*DOCUMENT PASSAGE*.
....
Generative self-retrieval
A reasoning model surfacing facts from its own parameters by generating them as text, where those generated facts then condition and improve its final answer.
How do reasoning language models pull deep facts out of their own memory? A concept called generative self-retrieval explains this process.
When a model works through a tough question, it writes down related facts as part of its chain of thought. By generating these facts, it brings them into its immediate workspace, which helps it recall the correct answer.
This is a lot like how human memory works, through a process called spreading activation. When you think of one concept, it naturally triggers related thoughts. For a language model, recalling neighboring facts builds a contextual bridge to an answer that would otherwise be out of reach.
For example, to name the tenth king of Nepal, a model might first list the nine kings who came before him. That list acts as scaffolding to help it reach the tenth. Researchers proved this by taking those intermediate facts and feeding them directly to a model with its reasoning turned off. The model still got the answer right, showing that the written facts themselves carry the benefit.
....
*TASK 1*.
Check statements (a), (b) and (c) against the generative self-retrieval passage above, answering yes or no for each and quoting the words that decide it.
(a) With reasoning turned off, a model given the intermediate facts still answered correctly.
(b) The passage compares the process to a human memory process called spreading activation.
(c) In the Nepal example, the model first lists the ten kings who came before the one it must name.
*TASK 2*.
Please answer these questions from the generative self-retrieval passage above.
(a) Where does a model write down related facts when it works through a tough question?
(b) What does recalling neighboring facts build for a language model?
(c) Which king does the model try to name in the example?

[Stored data entries]
....
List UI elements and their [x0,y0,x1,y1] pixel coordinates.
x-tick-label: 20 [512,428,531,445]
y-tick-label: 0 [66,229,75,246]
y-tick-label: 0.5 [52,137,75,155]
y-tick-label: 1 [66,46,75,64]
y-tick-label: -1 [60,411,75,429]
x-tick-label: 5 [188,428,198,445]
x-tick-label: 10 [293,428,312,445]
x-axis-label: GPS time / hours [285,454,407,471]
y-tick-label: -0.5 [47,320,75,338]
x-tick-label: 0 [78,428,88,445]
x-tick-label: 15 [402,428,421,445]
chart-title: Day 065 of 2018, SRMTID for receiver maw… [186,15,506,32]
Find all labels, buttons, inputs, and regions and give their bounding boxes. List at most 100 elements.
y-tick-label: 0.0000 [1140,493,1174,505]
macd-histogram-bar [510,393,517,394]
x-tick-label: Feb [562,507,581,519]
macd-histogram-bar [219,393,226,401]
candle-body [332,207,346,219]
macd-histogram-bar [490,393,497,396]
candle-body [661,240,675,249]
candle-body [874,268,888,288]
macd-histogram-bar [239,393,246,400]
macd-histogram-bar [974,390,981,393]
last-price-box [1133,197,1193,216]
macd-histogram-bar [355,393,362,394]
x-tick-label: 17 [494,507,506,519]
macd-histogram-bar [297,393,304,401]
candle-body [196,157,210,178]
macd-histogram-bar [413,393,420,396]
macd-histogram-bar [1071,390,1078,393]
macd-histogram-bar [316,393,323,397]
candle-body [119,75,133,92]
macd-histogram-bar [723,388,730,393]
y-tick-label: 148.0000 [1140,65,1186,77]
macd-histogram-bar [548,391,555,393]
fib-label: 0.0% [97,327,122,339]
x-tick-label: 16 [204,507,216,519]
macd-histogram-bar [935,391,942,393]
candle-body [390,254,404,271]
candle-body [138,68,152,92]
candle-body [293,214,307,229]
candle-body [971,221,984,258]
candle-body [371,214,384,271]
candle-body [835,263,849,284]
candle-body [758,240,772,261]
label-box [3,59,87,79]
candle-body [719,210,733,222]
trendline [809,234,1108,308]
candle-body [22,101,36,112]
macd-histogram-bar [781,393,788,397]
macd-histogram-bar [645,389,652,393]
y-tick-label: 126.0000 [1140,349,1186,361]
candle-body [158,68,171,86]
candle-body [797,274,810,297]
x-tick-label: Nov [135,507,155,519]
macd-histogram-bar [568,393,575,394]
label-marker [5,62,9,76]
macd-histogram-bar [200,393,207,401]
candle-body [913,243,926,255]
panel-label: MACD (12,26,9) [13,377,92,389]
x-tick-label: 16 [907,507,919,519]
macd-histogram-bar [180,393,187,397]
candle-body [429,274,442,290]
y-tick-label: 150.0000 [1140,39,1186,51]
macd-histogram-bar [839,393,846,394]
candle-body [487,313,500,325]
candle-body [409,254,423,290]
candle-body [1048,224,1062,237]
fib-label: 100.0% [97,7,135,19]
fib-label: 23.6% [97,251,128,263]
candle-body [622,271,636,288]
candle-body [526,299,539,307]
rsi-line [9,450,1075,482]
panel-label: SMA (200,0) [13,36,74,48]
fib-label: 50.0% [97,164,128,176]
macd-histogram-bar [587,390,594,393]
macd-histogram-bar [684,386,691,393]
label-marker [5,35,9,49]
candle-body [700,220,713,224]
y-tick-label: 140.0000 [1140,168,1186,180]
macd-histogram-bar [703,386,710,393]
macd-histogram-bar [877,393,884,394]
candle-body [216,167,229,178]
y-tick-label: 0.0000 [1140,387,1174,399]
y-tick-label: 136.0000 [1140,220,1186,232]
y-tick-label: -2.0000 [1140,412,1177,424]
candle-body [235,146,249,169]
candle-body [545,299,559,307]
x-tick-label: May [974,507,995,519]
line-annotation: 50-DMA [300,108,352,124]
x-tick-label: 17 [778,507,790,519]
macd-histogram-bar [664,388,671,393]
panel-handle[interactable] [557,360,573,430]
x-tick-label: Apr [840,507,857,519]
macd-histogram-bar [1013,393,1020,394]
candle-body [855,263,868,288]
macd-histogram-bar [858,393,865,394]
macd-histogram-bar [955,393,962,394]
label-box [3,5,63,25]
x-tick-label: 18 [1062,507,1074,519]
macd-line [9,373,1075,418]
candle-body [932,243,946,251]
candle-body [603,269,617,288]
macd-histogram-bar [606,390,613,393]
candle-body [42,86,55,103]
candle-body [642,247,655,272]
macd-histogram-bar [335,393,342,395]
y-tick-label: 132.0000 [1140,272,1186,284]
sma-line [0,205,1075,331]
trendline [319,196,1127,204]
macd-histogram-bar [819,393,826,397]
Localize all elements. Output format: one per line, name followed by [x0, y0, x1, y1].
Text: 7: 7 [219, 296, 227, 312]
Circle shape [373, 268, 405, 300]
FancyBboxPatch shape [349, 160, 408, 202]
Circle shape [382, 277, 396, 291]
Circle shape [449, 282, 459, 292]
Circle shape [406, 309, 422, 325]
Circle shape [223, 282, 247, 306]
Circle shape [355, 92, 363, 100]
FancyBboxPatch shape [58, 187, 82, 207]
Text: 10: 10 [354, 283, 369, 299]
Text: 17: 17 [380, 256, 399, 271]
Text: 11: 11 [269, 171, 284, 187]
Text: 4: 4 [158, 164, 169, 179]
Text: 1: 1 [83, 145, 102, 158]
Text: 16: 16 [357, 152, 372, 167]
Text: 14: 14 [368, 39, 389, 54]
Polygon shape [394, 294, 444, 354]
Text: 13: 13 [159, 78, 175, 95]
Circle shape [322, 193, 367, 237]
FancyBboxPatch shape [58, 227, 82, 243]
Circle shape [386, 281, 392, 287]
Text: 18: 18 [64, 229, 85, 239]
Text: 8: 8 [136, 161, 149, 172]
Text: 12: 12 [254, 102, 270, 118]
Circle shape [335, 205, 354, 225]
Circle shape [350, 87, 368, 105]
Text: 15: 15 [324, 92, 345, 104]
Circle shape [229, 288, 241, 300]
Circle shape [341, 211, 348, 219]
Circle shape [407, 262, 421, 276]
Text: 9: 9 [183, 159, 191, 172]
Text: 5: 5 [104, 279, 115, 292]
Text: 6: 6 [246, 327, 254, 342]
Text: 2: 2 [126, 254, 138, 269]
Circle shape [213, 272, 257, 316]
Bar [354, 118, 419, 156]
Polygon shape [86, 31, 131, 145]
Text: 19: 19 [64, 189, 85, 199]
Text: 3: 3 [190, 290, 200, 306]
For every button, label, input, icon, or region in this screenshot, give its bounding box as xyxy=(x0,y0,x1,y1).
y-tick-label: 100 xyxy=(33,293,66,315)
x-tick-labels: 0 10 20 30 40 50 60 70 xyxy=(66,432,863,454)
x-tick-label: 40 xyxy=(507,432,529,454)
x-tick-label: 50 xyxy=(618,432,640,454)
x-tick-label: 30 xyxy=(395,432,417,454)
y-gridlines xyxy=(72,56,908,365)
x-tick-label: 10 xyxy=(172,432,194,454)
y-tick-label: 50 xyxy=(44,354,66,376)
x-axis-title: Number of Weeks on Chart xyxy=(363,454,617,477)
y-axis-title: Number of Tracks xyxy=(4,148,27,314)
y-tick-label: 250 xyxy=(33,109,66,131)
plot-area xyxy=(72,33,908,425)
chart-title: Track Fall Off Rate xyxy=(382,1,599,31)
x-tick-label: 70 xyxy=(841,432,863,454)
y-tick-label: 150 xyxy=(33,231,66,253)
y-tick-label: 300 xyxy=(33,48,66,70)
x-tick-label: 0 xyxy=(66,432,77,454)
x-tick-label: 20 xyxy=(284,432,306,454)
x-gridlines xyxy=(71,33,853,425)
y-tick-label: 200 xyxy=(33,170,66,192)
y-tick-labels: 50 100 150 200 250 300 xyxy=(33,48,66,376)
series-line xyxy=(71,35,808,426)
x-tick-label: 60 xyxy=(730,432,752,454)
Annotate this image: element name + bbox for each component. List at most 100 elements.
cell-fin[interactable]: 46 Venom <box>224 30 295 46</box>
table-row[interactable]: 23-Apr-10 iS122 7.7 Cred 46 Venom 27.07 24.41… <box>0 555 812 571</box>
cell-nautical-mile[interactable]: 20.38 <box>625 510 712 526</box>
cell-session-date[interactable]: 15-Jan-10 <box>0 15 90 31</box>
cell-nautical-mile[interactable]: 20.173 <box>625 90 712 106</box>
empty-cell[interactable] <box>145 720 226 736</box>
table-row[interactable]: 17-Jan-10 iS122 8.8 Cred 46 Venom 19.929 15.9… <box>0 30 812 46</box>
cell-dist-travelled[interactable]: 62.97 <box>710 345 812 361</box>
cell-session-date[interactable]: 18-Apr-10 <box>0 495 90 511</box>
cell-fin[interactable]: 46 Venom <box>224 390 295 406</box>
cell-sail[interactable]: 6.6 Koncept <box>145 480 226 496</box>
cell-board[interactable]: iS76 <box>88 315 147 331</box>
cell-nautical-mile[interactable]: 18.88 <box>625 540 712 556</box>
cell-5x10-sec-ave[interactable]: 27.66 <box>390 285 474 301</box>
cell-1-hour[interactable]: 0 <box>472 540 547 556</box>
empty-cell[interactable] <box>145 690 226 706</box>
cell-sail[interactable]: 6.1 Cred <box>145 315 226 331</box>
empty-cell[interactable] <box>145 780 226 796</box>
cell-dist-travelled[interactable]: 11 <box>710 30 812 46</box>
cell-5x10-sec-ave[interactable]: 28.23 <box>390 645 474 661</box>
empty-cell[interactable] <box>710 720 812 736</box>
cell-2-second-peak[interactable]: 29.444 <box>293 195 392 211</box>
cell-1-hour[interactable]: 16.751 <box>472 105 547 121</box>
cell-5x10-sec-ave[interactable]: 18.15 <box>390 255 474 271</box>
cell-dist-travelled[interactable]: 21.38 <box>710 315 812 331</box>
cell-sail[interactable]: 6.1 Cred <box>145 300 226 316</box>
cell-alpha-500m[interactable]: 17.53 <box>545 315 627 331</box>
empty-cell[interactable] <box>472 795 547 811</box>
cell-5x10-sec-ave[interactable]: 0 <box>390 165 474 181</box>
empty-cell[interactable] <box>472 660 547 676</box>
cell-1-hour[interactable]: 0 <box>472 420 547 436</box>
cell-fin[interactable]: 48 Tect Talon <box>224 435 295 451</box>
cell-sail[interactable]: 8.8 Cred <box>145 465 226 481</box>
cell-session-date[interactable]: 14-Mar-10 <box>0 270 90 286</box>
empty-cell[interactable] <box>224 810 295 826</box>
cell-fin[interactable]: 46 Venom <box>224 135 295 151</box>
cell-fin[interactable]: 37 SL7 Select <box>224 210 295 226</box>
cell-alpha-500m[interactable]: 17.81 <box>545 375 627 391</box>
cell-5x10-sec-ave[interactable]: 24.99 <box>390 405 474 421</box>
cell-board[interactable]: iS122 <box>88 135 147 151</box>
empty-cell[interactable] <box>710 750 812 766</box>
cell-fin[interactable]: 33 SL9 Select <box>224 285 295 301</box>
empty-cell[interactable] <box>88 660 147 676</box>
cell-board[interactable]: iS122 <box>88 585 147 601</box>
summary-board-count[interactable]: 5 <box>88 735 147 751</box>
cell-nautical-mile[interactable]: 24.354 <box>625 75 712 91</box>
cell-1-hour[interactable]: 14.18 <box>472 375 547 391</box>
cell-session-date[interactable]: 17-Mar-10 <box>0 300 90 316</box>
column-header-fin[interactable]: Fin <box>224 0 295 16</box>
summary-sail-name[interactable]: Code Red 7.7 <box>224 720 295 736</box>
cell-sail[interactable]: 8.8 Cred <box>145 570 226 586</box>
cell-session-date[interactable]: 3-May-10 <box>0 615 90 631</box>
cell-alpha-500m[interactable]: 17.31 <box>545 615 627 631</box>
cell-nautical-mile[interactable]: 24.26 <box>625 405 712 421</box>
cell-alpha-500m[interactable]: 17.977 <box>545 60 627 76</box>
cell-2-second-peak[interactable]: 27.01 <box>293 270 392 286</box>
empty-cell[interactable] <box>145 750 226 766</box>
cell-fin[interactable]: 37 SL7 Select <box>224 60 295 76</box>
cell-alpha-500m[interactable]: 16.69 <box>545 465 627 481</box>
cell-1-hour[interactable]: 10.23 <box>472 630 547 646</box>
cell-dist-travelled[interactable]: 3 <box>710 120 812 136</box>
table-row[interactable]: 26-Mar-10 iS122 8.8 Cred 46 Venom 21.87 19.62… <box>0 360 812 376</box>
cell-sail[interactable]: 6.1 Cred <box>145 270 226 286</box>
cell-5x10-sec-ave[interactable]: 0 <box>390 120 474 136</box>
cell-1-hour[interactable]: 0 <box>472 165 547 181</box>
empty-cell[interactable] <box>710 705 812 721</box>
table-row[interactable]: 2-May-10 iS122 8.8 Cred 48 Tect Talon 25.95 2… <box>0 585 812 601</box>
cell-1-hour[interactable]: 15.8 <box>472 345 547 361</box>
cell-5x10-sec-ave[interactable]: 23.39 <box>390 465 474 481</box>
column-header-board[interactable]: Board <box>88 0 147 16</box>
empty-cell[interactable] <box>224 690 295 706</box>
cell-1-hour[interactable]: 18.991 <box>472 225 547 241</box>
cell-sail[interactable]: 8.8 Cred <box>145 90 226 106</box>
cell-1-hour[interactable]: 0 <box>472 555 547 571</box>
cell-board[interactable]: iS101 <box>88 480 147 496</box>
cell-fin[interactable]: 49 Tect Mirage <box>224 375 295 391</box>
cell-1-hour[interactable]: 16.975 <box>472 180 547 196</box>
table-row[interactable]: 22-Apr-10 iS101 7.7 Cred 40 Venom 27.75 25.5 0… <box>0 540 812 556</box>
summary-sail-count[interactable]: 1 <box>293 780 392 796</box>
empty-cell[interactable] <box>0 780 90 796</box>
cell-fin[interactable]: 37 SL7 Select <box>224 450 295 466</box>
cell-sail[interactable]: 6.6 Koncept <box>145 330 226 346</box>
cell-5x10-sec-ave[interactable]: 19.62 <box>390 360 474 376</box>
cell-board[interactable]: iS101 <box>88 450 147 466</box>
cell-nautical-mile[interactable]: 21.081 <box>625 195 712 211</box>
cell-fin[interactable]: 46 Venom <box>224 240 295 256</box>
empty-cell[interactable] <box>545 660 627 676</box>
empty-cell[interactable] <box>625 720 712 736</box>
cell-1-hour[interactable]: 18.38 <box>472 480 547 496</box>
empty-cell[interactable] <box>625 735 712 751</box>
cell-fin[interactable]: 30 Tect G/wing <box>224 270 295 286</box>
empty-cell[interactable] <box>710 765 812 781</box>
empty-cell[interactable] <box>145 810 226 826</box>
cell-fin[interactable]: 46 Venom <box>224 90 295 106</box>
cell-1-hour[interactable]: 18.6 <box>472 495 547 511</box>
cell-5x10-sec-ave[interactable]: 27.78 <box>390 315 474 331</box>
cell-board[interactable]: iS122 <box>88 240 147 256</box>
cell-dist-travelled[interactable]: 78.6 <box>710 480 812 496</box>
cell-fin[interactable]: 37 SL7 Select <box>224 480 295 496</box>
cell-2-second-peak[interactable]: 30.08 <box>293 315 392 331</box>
....
*TASK SOLUTION 1*.
(a) Yes: "The model still got the answer right"
(b) Yes: "This is a lot like how human memory works, through a process called spreading activation."
(c) No: "a model might first list the nine kings who came before him"

*TASK SOLUTION 2*.
(a) As part of its chain of thought.
(b) A contextual bridge to an answer that would otherwise be out of reach.
(c) The tenth king of Nepal.